§ RECORDS TO PROCESS

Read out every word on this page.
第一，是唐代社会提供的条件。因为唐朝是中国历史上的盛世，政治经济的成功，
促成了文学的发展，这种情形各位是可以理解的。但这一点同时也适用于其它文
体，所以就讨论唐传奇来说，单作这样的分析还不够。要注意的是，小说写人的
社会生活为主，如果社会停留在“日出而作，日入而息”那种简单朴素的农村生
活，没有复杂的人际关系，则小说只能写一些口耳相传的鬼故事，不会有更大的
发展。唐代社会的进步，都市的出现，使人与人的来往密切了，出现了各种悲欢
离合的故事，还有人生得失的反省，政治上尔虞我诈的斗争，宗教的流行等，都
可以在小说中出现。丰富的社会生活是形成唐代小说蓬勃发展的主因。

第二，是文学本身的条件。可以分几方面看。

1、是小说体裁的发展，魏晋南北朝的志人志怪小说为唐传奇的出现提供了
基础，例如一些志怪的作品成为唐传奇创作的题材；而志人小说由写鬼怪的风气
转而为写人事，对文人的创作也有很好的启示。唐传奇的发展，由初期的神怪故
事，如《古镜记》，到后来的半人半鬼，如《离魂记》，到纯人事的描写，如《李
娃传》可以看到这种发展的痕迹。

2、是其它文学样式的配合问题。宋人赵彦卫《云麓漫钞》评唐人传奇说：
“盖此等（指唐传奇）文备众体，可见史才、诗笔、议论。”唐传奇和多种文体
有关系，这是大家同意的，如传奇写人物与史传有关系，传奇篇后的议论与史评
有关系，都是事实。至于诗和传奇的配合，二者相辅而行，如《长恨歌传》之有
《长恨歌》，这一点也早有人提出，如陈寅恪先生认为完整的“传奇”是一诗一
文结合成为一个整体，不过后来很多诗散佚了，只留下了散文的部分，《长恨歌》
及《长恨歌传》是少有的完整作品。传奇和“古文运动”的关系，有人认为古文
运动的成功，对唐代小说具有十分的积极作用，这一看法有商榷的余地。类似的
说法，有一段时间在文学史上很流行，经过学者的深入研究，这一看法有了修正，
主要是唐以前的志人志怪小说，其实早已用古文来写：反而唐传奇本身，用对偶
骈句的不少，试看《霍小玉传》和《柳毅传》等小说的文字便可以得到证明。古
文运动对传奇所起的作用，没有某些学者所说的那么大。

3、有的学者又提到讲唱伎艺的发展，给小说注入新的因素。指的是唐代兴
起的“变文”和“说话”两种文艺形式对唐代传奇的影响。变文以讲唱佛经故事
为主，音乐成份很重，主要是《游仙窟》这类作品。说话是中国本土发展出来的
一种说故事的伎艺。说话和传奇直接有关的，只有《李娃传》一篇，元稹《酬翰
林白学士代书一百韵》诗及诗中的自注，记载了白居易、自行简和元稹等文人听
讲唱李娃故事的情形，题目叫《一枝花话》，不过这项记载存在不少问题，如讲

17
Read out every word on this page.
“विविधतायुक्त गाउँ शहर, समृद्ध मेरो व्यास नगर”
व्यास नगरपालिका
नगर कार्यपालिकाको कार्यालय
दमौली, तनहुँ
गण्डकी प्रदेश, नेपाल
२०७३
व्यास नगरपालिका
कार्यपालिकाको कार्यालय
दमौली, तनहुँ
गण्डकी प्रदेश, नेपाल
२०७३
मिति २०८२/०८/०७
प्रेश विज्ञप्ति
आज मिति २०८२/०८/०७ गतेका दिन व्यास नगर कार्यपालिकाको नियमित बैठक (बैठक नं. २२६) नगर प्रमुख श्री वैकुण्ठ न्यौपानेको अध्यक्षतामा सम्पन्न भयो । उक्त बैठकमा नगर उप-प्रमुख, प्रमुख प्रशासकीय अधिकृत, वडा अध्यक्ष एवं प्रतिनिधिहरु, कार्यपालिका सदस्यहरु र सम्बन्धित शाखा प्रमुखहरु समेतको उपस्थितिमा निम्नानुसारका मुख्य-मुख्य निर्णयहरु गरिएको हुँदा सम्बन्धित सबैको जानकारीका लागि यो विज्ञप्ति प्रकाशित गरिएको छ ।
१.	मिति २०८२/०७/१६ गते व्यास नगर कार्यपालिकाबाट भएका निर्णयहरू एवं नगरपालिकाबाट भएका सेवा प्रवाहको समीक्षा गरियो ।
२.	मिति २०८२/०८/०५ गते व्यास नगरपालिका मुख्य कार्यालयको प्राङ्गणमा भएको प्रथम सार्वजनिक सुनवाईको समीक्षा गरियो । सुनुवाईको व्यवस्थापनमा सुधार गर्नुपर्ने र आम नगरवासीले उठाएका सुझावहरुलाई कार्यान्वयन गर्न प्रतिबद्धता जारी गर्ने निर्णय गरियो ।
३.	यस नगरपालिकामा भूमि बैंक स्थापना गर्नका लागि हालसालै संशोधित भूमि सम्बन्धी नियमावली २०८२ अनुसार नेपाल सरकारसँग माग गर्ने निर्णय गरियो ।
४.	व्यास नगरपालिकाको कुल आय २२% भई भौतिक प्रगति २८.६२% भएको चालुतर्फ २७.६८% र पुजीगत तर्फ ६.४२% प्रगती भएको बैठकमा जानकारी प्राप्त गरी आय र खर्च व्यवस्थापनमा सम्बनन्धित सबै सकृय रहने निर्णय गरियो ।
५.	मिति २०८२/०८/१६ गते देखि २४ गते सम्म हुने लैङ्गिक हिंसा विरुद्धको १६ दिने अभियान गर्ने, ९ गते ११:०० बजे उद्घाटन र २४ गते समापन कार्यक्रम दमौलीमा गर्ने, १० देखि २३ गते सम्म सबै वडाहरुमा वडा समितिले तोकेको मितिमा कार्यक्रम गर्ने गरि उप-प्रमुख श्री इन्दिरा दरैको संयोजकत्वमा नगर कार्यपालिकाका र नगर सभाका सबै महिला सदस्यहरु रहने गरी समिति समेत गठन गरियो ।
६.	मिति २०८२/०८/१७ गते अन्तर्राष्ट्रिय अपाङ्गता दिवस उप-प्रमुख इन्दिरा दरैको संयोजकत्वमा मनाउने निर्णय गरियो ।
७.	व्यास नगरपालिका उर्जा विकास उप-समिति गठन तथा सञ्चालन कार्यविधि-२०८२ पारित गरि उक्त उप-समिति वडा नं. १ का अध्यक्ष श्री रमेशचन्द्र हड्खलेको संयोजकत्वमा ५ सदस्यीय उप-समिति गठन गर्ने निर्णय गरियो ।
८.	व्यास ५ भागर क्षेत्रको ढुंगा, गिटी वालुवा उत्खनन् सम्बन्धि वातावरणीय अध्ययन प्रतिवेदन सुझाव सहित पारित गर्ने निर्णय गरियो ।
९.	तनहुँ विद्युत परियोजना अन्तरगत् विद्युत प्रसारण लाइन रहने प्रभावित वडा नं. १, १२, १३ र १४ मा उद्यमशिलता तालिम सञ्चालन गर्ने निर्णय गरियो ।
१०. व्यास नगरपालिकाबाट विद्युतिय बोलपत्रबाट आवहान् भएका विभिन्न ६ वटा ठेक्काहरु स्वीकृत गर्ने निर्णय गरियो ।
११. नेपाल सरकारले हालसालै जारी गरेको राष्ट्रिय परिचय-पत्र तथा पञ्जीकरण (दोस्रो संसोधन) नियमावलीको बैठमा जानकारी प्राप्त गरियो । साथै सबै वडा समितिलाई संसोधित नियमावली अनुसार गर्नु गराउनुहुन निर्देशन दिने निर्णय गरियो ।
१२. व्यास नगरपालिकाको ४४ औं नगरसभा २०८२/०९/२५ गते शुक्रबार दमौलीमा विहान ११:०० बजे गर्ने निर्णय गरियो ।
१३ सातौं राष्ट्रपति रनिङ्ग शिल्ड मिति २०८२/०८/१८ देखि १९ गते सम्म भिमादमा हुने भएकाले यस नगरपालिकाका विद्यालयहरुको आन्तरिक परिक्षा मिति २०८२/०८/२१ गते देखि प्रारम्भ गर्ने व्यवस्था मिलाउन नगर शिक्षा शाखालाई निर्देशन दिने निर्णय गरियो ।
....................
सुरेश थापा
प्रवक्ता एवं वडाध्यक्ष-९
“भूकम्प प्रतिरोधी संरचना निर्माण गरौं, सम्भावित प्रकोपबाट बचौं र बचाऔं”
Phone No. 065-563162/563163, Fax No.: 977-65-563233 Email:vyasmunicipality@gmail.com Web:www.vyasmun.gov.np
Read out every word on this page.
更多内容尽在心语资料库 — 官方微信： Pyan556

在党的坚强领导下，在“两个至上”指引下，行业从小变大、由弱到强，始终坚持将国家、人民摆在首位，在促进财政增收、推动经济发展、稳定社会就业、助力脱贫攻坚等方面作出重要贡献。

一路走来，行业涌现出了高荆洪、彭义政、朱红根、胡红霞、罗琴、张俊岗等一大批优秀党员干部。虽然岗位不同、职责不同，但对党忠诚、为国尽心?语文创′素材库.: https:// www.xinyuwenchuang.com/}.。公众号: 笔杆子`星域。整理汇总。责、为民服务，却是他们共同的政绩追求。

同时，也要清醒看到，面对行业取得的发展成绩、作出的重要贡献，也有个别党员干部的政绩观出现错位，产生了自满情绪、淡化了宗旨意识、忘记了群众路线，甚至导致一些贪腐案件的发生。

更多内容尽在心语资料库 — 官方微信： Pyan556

§ WORK TO COMPLETE
Copy every line of the listing that contains the word "长恨歌传".

§ EXERCISE RESULT
有关系，都是事实。至于诗和传奇的配合，二者相辅而行，如《长恨歌传》之有
及《长恨歌传》是少有的完整作品。传奇和“古文运动”的关系，有人认为古文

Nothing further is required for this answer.